• **Listing**:
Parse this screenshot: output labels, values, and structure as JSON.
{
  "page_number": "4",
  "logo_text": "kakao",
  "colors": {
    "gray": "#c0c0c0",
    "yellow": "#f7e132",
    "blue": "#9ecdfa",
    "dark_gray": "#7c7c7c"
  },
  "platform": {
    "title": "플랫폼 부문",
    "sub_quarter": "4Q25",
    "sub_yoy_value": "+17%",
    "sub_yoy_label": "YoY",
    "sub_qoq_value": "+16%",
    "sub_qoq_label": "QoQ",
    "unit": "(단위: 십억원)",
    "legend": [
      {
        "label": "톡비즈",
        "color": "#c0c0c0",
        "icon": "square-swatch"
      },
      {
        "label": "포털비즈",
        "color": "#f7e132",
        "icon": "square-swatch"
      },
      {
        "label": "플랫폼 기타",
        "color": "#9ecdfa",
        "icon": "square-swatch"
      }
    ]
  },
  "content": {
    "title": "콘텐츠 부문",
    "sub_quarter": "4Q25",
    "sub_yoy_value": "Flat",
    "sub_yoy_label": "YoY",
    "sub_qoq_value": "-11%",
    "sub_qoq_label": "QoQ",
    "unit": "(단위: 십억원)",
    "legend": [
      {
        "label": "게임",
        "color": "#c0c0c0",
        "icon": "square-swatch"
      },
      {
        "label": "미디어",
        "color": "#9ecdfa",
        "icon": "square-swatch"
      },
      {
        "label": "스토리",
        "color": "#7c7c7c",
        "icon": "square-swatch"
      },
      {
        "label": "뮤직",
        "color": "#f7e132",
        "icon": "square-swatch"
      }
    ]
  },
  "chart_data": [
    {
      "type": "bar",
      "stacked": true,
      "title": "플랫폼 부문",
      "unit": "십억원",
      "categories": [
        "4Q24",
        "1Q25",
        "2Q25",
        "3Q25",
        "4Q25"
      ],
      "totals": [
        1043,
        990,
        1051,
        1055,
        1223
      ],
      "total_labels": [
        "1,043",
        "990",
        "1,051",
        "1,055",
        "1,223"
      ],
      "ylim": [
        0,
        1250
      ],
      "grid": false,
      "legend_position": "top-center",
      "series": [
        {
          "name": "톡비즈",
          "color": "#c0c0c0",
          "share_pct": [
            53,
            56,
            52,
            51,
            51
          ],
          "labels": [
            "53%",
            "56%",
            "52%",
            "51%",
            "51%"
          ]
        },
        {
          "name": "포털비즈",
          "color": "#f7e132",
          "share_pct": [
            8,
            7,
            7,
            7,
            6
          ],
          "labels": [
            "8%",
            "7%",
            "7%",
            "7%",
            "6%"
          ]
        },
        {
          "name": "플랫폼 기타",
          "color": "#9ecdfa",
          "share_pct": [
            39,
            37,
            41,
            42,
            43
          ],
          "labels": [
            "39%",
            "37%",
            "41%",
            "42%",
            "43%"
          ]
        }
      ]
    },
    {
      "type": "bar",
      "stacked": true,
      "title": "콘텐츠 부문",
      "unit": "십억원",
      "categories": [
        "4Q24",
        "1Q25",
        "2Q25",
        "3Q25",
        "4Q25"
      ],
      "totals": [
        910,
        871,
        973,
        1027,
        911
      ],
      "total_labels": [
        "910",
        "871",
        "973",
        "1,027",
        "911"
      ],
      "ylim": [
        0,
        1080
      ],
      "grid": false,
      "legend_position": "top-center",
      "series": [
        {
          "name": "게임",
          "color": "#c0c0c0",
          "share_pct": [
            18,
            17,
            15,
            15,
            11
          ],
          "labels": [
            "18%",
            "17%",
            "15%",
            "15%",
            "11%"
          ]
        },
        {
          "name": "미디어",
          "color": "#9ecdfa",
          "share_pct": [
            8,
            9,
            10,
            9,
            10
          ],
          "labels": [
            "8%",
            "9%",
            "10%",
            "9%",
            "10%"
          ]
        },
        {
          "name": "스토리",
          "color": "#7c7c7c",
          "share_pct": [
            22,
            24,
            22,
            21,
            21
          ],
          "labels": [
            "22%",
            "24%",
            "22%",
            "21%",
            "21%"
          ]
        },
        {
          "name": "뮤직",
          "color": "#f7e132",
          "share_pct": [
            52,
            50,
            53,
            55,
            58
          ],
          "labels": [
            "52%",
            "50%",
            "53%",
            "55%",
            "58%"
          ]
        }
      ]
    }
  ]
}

• **Exercise objective**: Nothing may be left out: return each entry exactly as it reads.

• **Output below**:
Parse this screenshot: output labels, values, and structure as JSON.
{
  "page_number": "4",
  "logo_text": "kakao",
  "colors": {
    "gray": "#c0c0c0",
    "yellow": "#f7e132",
    "blue": "#9ecdfa",
    "dark_gray": "#7c7c7c"
  },
  "platform": {
    "title": "플랫폼 부문",
    "sub_quarter": "4Q25",
    "sub_yoy_value": "+17%",
    "sub_yoy_label": "YoY",
    "sub_qoq_value": "+16%",
    "sub_qoq_label": "QoQ",
    "unit": "(단위: 십억원)",
    "legend": [
      {
        "label": "톡비즈",
        "color": "#c0c0c0",
        "icon": "square-swatch"
      },
      {
        "label": "포털비즈",
        "color": "#f7e132",
        "icon": "square-swatch"
      },
      {
        "label": "플랫폼 기타",
        "color": "#9ecdfa",
        "icon": "square-swatch"
      }
    ]
  },
  "content": {
    "title": "콘텐츠 부문",
    "sub_quarter": "4Q25",
    "sub_yoy_value": "Flat",
    "sub_yoy_label": "YoY",
    "sub_qoq_value": "-11%",
    "sub_qoq_label": "QoQ",
    "unit": "(단위: 십억원)",
    "legend": [
      {
        "label": "게임",
        "color": "#c0c0c0",
        "icon": "square-swatch"
      },
      {
        "label": "미디어",
        "color": "#9ecdfa",
        "icon": "square-swatch"
      },
      {
        "label": "스토리",
        "color": "#7c7c7c",
        "icon": "square-swatch"
      },
      {
        "label": "뮤직",
        "color": "#f7e132",
        "icon": "square-swatch"
      }
    ]
  },
  "chart_data": [
    {
      "type": "bar",
      "stacked": true,
      "title": "플랫폼 부문",
      "unit": "십억원",
      "categories": [
        "4Q24",
        "1Q25",
        "2Q25",
        "3Q25",
        "4Q25"
      ],
      "totals": [
        1043,
        990,
        1051,
        1055,
        1223
      ],
      "total_labels": [
        "1,043",
        "990",
        "1,051",
        "1,055",
        "1,223"
      ],
      "ylim": [
        0,
        1250
      ],
      "grid": false,
      "legend_position": "top-center",
      "series": [
        {
          "name": "톡비즈",
          "color": "#c0c0c0",
          "share_pct": [
            53,
            56,
            52,
            51,
            51
          ],
          "labels": [
            "53%",
            "56%",
            "52%",
            "51%",
            "51%"
          ]
        },
        {
          "name": "포털비즈",
          "color": "#f7e132",
          "share_pct": [
            8,
            7,
            7,
            7,
            6
          ],
          "labels": [
            "8%",
            "7%",
            "7%",
            "7%",
            "6%"
          ]
        },
        {
          "name": "플랫폼 기타",
          "color": "#9ecdfa",
          "share_pct": [
            39,
            37,
            41,
            42,
            43
          ],
          "labels": [
            "39%",
            "37%",
            "41%",
            "42%",
            "43%"
          ]
        }
      ]
    },
    {
      "type": "bar",
      "stacked": true,
      "title": "콘텐츠 부문",
      "unit": "십억원",
      "categories": [
        "4Q24",
        "1Q25",
        "2Q25",
        "3Q25",
        "4Q25"
      ],
      "totals": [
        910,
        871,
        973,
        1027,
        911
      ],
      "total_labels": [
        "910",
        "871",
        "973",
        "1,027",
        "911"
      ],
      "ylim": [
        0,
        1080
      ],
      "grid": false,
      "legend_position": "top-center",
      "series": [
        {
          "name": "게임",
          "color": "#c0c0c0",
          "share_pct": [
            18,
            17,
            15,
            15,
            11
          ],
          "labels": [
            "18%",
            "17%",
            "15%",
            "15%",
            "11%"
          ]
        },
        {
          "name": "미디어",
          "color": "#9ecdfa",
          "share_pct": [
            8,
            9,
            10,
            9,
            10
          ],
          "labels": [
            "8%",
            "9%",
            "10%",
            "9%",
            "10%"
          ]
        },
        {
          "name": "스토리",
          "color": "#7c7c7c",
          "share_pct": [
            22,
            24,
            22,
            21,
            21
          ],
          "labels": [
            "22%",
            "24%",
            "22%",
            "21%",
            "21%"
          ]
        },
        {
          "name": "뮤직",
          "color": "#f7e132",
          "share_pct": [
            52,
            50,
            53,
            55,
            58
          ],
          "labels": [
            "52%",
            "50%",
            "53%",
            "55%",
            "58%"
          ]
        }
      ]
    }
  ]
}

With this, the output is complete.